THE PROBLEM
Would you write out the listing verbatim and skip every picture in it?

INPUT RECORDS
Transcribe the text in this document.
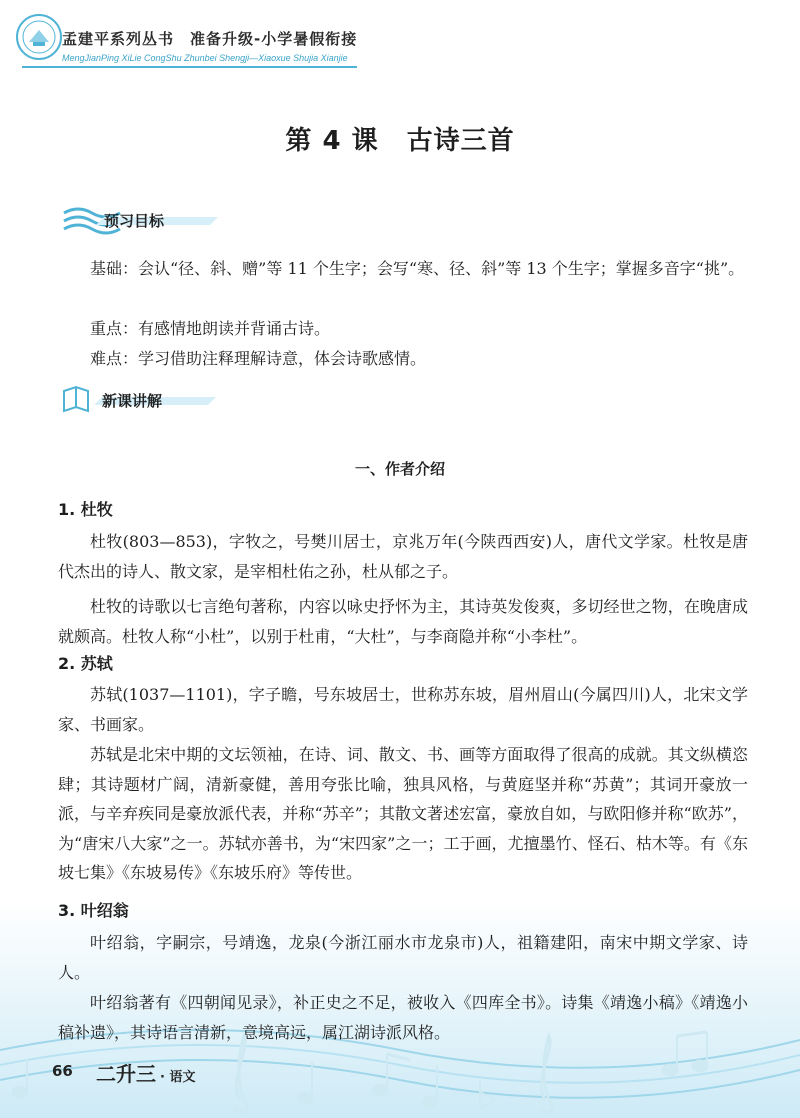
孟建平系列丛书 准备升级-小学暑假衔接
MengJianPing XiLie CongShu Zhunbei Shengji—Xiaoxue Shujia Xianjie
第 4 课 古诗三首
预习目标
基础：会认“径、斜、赠”等 11 个生字；会写“寒、径、斜”等 13 个生字；掌握多音字“挑”。
重点：有感情地朗读并背诵古诗。
难点：学习借助注释理解诗意，体会诗歌感情。
新课讲解
一、作者介绍
1. 杜牧
杜牧(803—853)，字牧之，号樊川居士，京兆万年(今陕西西安)人，唐代文学家。杜牧是唐代杰出的诗人、散文家，是宰相杜佑之孙，杜从郁之子。
杜牧的诗歌以七言绝句著称，内容以咏史抒怀为主，其诗英发俊爽，多切经世之物，在晚唐成就颇高。杜牧人称“小杜”，以别于杜甫，“大杜”，与李商隐并称“小李杜”。
2. 苏轼
苏轼(1037—1101)，字子瞻，号东坡居士，世称苏东坡，眉州眉山(今属四川)人，北宋文学家、书画家。
苏轼是北宋中期的文坛领袖，在诗、词、散文、书、画等方面取得了很高的成就。其文纵横恣肆；其诗题材广阔，清新豪健，善用夸张比喻，独具风格，与黄庭坚并称“苏黄”；其词开豪放一派，与辛弃疾同是豪放派代表，并称“苏辛”；其散文著述宏富，豪放自如，与欧阳修并称“欧苏”，为“唐宋八大家”之一。苏轼亦善书，为“宋四家”之一；工于画，尤擅墨竹、怪石、枯木等。有《东坡七集》《东坡易传》《东坡乐府》等传世。
3. 叶绍翁
叶绍翁，字嗣宗，号靖逸，龙泉(今浙江丽水市龙泉市)人，祖籍建阳，南宋中期文学家、诗人。
叶绍翁著有《四朝闻见录》，补正史之不足，被收入《四库全书》。诗集《靖逸小稿》《靖逸小稿补遗》，其诗语言清新，意境高远，属江湖诗派风格。
66 二升三 · 语文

FINISHED TASK
Transcribe the text in this document.
孟建平系列丛书 准备升级-小学暑假衔接
MengJianPing XiLie CongShu Zhunbei Shengji—Xiaoxue Shujia Xianjie
第 4 课 古诗三首
预习目标
基础：会认“径、斜、赠”等 11 个生字；会写“寒、径、斜”等 13 个生字；掌握多音字“挑”。
重点：有感情地朗读并背诵古诗。
难点：学习借助注释理解诗意，体会诗歌感情。
新课讲解
一、作者介绍
1. 杜牧
杜牧(803—853)，字牧之，号樊川居士，京兆万年(今陕西西安)人，唐代文学家。杜牧是唐代杰出的诗人、散文家，是宰相杜佑之孙，杜从郁之子。
杜牧的诗歌以七言绝句著称，内容以咏史抒怀为主，其诗英发俊爽，多切经世之物，在晚唐成就颇高。杜牧人称“小杜”，以别于杜甫，“大杜”，与李商隐并称“小李杜”。
2. 苏轼
苏轼(1037—1101)，字子瞻，号东坡居士，世称苏东坡，眉州眉山(今属四川)人，北宋文学家、书画家。
苏轼是北宋中期的文坛领袖，在诗、词、散文、书、画等方面取得了很高的成就。其文纵横恣肆；其诗题材广阔，清新豪健，善用夸张比喻，独具风格，与黄庭坚并称“苏黄”；其词开豪放一派，与辛弃疾同是豪放派代表，并称“苏辛”；其散文著述宏富，豪放自如，与欧阳修并称“欧苏”，为“唐宋八大家”之一。苏轼亦善书，为“宋四家”之一；工于画，尤擅墨竹、怪石、枯木等。有《东坡七集》《东坡易传》《东坡乐府》等传世。
3. 叶绍翁
叶绍翁，字嗣宗，号靖逸，龙泉(今浙江丽水市龙泉市)人，祖籍建阳，南宋中期文学家、诗人。
叶绍翁著有《四朝闻见录》，补正史之不足，被收入《四库全书》。诗集《靖逸小稿》《靖逸小稿补遗》，其诗语言清新，意境高远，属江湖诗派风格。
66 二升三 · 语文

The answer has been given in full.